**AIM OF THE EXERCISE**
List each line of the data that holds the word "tasks".

Structured figure records
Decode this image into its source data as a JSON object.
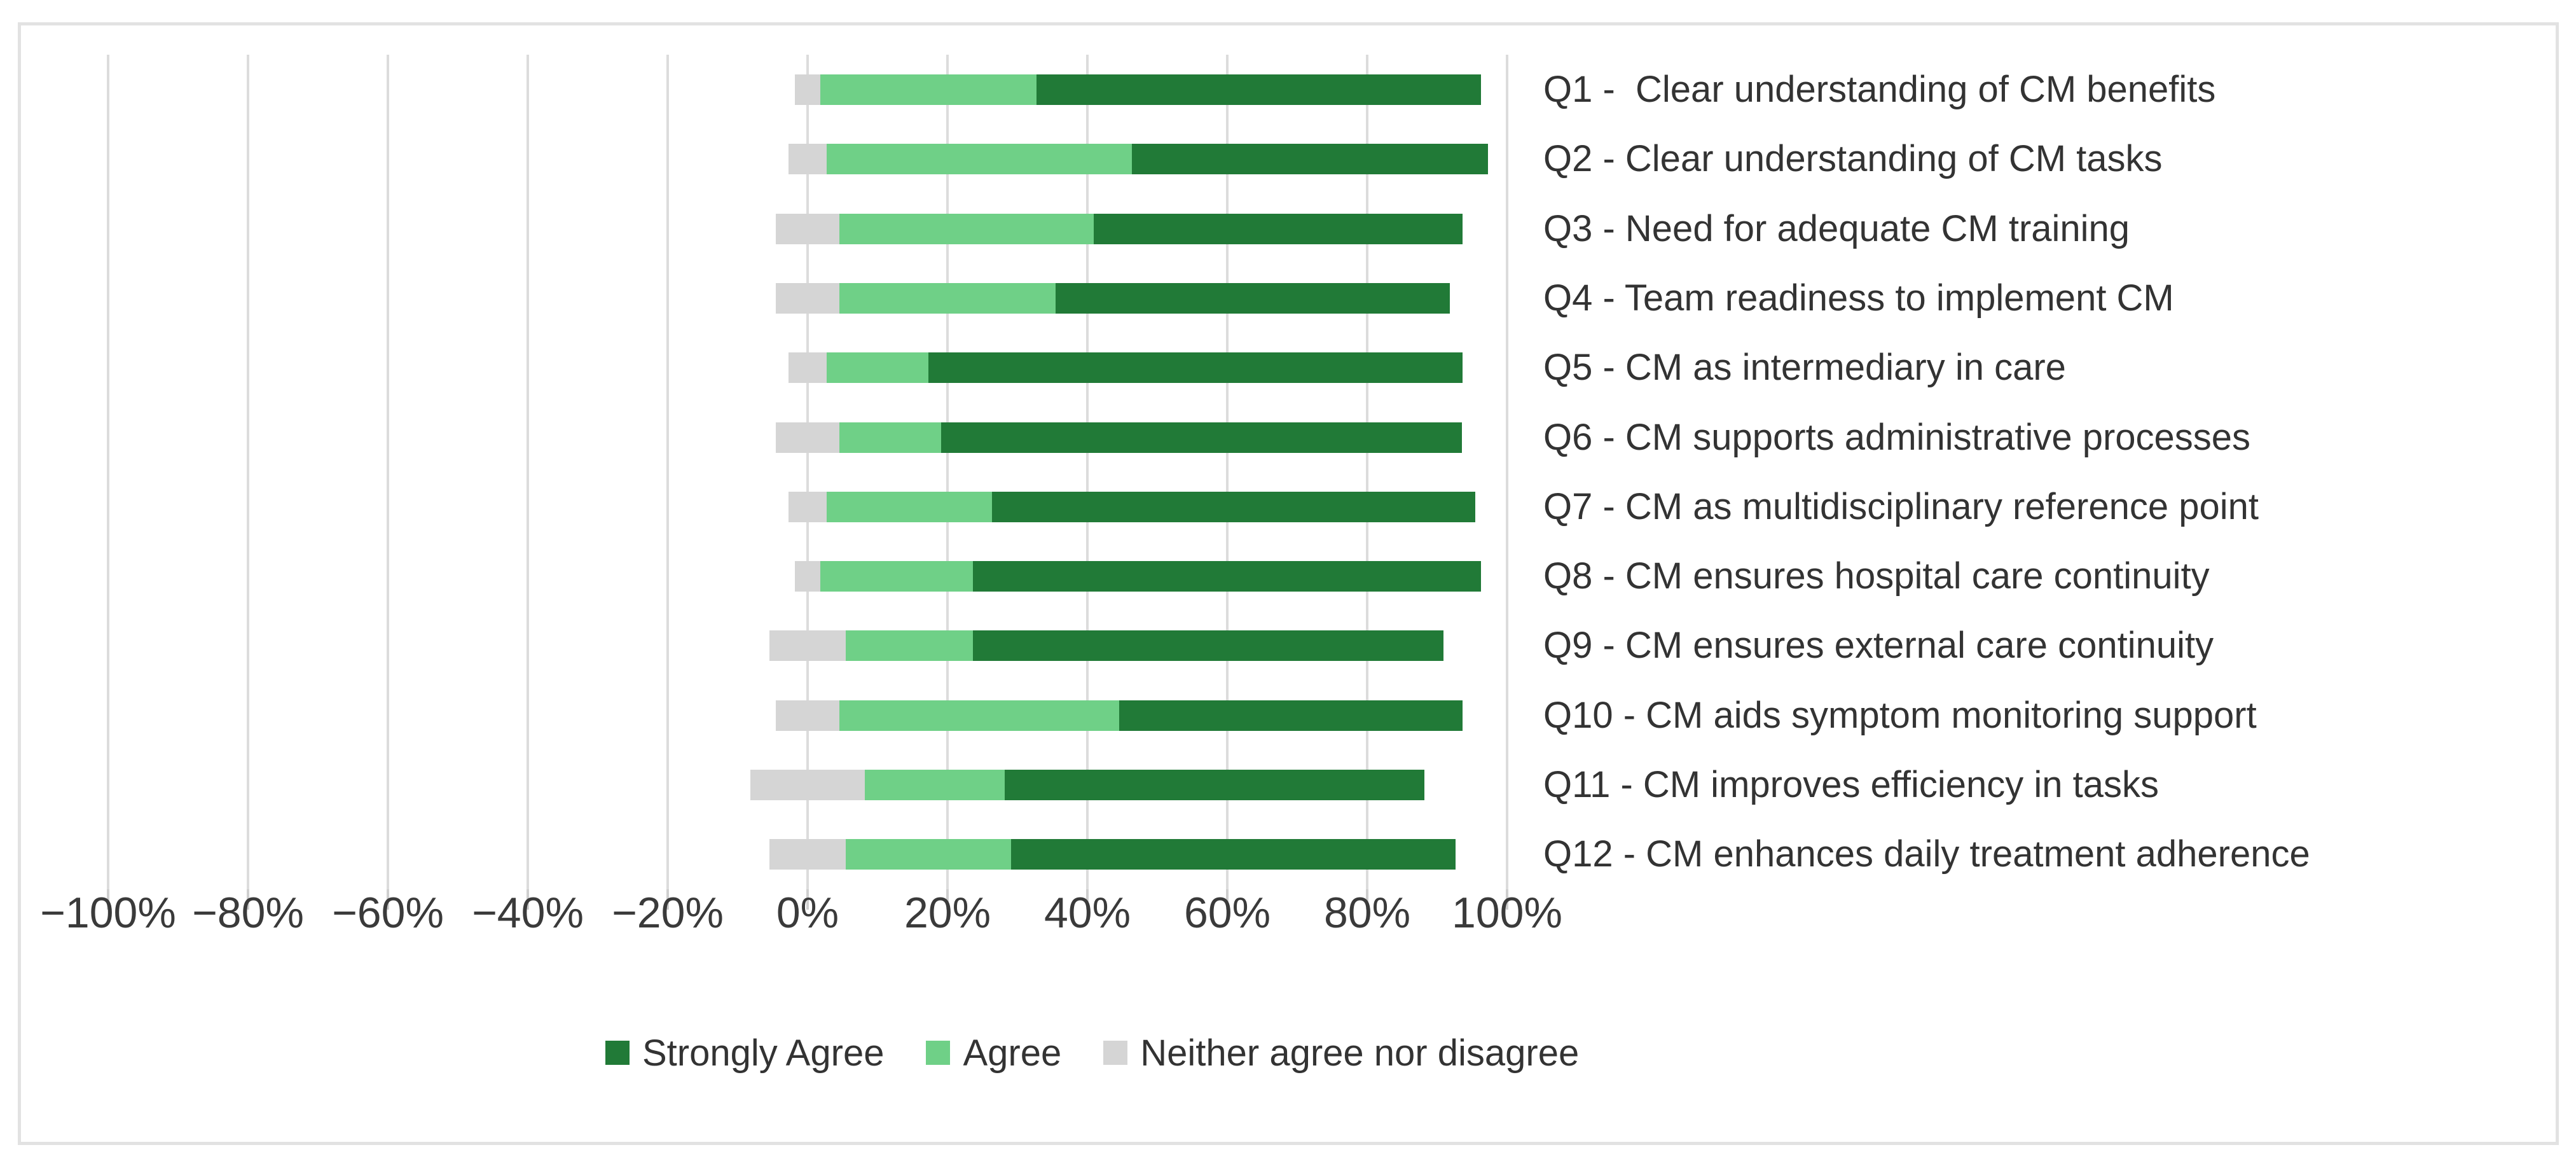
{
  "chart_data": {
    "type": "bar",
    "variant": "horizontal-diverging-stacked-likert",
    "title": "",
    "categories": [
      "Q1 -  Clear understanding of CM benefits",
      "Q2 - Clear understanding of CM tasks",
      "Q3 - Need for adequate CM training",
      "Q4 - Team readiness to implement CM",
      "Q5 - CM as intermediary in care",
      "Q6 - CM supports administrative processes",
      "Q7 - CM as multidisciplinary reference point",
      "Q8 - CM ensures hospital care continuity",
      "Q9 - CM ensures external care continuity",
      "Q10 - CM aids symptom monitoring support",
      "Q11 - CM improves efficiency in tasks",
      "Q12 - CM enhances daily treatment adherence"
    ],
    "series": [
      {
        "name": "Strongly Agree",
        "color": "#217a37",
        "values": [
          63.6,
          50.9,
          52.7,
          56.4,
          76.4,
          74.5,
          69.1,
          72.7,
          67.3,
          49.1,
          60.0,
          63.6
        ]
      },
      {
        "name": "Agree",
        "color": "#6fd087",
        "values": [
          30.9,
          43.6,
          36.4,
          30.9,
          14.5,
          14.5,
          23.6,
          21.8,
          18.2,
          40.0,
          20.0,
          23.6
        ]
      },
      {
        "name": "Neither agree nor disagree",
        "color": "#d5d5d5",
        "values": [
          3.6,
          5.5,
          9.1,
          9.1,
          5.5,
          9.1,
          5.5,
          3.6,
          10.9,
          9.1,
          16.4,
          10.9
        ]
      }
    ],
    "stacking_note": "neutral segment is centered on 0; Agree then Strongly Agree stack to the right",
    "x_axis": {
      "range": [
        -100,
        100
      ],
      "tick_values": [
        -100,
        -80,
        -60,
        -40,
        -20,
        0,
        20,
        40,
        60,
        80,
        100
      ],
      "tick_labels": [
        "−100%",
        "−80%",
        "−60%",
        "−40%",
        "−20%",
        "0%",
        "20%",
        "40%",
        "60%",
        "80%",
        "100%"
      ],
      "gridlines": true
    },
    "legend": {
      "position": "bottom",
      "entries": [
        "Strongly Agree",
        "Agree",
        "Neither agree nor disagree"
      ]
    }
  },
  "colors": {
    "background": "#ffffff",
    "figure_border": "#e2e2e2",
    "gridline": "#dcdcdc",
    "tick": "#cfcfcf",
    "axis_text": "#3a3a3a",
    "category_text": "#333333"
  }
}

**SOLUTION**
      "Q2 - Clear understanding of CM tasks",
      "Q11 - CM improves efficiency in tasks",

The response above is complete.